> [Exercise instructions] Find every line below with the word "image" in it, and copy each one.

---- Input material

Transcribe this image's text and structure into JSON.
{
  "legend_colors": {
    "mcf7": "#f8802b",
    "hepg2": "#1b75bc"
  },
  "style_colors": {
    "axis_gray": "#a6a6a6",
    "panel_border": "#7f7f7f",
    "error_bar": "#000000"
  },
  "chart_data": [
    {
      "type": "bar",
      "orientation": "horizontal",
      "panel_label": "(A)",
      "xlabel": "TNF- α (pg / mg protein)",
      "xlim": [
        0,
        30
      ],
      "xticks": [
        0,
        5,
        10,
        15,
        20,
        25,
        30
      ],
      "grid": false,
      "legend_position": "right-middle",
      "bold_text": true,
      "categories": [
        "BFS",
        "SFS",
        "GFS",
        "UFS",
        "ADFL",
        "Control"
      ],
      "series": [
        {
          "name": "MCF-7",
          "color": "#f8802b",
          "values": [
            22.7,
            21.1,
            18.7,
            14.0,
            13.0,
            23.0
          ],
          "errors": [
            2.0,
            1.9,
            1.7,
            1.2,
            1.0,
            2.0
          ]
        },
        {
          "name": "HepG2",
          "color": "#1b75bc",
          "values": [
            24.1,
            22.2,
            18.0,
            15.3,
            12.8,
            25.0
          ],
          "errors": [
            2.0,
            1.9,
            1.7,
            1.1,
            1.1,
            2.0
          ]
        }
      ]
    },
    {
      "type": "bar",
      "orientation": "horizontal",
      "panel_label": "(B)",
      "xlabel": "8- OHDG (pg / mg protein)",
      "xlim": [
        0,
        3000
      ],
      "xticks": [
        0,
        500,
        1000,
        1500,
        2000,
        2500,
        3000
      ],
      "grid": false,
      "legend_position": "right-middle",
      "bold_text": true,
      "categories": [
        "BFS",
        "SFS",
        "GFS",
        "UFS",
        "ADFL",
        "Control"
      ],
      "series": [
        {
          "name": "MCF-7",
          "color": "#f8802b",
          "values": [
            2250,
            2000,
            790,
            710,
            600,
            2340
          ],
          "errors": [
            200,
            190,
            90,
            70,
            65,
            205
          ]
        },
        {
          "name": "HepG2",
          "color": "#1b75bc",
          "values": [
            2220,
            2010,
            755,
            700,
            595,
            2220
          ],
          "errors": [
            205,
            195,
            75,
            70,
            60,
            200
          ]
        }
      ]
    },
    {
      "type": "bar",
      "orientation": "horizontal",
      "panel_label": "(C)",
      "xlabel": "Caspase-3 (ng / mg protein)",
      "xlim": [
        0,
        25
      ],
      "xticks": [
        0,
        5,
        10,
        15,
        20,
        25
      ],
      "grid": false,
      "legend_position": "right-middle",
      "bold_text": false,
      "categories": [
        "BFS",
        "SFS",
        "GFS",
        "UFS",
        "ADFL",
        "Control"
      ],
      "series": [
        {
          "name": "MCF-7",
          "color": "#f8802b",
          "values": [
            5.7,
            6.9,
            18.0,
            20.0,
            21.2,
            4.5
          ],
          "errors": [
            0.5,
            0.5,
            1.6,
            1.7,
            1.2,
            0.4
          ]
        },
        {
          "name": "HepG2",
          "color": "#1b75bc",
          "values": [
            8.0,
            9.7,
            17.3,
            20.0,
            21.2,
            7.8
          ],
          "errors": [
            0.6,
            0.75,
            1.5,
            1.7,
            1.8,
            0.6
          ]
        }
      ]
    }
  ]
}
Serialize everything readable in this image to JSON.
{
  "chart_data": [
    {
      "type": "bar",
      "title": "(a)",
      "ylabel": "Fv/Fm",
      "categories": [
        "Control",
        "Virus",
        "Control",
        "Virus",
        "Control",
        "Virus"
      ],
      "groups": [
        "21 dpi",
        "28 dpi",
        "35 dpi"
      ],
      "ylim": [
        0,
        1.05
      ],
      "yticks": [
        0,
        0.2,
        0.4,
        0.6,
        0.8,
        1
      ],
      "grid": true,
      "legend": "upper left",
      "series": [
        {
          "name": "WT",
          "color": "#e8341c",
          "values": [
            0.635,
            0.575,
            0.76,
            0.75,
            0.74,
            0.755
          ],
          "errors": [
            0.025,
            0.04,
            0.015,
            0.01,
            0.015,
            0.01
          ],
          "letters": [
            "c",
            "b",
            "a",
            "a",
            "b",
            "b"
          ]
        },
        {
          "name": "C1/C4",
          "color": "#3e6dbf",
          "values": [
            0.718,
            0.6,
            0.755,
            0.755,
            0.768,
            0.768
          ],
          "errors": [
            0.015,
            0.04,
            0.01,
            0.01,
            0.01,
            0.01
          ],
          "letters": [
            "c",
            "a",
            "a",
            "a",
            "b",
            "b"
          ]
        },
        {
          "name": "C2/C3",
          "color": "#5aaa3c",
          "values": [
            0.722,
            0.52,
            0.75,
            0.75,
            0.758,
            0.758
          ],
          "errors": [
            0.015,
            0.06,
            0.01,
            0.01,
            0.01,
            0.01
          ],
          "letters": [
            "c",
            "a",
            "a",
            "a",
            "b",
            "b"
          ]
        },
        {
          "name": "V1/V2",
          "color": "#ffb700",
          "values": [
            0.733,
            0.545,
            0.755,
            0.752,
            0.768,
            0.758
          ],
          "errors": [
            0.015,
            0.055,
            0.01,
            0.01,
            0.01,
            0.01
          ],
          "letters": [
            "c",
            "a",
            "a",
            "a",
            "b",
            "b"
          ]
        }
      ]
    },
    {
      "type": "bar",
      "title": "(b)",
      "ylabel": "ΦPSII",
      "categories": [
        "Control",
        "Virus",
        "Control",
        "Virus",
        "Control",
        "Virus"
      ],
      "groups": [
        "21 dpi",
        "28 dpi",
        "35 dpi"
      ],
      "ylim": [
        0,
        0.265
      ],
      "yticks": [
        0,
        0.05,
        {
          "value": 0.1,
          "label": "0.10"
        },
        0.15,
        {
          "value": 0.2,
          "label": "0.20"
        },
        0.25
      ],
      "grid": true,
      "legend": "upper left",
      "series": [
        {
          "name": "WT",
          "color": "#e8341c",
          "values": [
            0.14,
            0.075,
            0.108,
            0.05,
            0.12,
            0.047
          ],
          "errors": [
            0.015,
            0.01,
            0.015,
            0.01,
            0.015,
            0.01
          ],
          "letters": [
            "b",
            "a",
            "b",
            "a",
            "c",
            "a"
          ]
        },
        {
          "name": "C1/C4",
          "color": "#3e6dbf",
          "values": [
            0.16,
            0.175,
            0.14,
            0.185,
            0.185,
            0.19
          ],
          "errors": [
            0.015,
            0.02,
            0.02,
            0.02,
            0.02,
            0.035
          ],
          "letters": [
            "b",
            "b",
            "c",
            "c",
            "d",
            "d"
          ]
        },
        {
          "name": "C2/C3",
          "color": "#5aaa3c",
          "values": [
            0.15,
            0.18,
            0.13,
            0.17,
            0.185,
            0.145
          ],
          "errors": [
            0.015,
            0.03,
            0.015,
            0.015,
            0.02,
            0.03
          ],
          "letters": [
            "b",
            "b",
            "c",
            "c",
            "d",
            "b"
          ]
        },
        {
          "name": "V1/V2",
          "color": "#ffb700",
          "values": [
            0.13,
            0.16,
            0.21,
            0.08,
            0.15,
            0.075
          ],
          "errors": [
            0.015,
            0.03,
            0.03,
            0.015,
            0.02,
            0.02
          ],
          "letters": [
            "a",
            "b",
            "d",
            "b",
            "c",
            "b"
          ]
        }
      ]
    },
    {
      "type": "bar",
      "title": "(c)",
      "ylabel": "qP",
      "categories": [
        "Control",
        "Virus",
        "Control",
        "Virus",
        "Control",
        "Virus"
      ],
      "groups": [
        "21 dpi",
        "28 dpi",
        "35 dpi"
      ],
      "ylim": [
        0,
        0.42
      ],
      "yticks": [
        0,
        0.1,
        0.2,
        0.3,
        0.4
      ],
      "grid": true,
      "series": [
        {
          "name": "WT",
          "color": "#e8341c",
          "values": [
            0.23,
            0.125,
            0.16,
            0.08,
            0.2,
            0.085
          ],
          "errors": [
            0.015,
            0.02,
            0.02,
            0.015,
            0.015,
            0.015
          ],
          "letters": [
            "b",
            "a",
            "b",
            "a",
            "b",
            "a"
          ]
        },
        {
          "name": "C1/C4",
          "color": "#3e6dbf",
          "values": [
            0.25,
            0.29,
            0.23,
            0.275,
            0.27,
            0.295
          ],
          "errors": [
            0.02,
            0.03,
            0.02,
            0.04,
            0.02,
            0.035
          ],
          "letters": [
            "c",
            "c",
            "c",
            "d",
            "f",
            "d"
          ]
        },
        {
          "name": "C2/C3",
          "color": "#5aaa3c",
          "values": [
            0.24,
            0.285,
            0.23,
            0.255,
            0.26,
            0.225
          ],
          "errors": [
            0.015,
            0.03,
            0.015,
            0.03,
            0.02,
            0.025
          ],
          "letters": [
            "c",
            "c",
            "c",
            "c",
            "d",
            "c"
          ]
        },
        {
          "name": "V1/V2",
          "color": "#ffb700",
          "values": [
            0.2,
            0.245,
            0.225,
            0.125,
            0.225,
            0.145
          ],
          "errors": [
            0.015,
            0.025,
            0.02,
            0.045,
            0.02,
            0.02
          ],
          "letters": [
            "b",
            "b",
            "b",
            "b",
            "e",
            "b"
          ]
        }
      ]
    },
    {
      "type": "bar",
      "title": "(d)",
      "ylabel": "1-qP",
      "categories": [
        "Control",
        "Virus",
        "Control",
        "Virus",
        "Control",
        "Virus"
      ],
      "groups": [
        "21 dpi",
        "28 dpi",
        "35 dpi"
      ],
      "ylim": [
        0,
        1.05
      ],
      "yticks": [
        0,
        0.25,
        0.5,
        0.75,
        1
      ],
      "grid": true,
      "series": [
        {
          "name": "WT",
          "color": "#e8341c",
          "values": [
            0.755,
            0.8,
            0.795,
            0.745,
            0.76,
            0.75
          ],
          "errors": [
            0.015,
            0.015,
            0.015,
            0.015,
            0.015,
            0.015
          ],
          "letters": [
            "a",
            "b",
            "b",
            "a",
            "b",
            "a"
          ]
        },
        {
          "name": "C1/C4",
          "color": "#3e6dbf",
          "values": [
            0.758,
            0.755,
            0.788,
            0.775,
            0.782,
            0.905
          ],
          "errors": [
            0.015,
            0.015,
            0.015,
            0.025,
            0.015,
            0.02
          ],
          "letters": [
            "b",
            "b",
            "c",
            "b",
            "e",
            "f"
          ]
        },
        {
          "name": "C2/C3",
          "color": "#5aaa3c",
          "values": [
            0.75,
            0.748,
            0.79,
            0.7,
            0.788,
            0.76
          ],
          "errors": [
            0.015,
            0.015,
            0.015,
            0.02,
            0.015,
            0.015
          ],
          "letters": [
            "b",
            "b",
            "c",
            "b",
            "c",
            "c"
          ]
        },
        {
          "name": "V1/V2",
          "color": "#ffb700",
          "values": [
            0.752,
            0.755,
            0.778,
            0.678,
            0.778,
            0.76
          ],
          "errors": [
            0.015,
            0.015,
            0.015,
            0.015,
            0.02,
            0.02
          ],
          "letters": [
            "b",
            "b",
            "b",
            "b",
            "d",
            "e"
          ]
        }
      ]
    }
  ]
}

--------

> [Solution for this exercise]
Transcribe this image's text and structure into JSON.
Serialize everything readable in this image to JSON.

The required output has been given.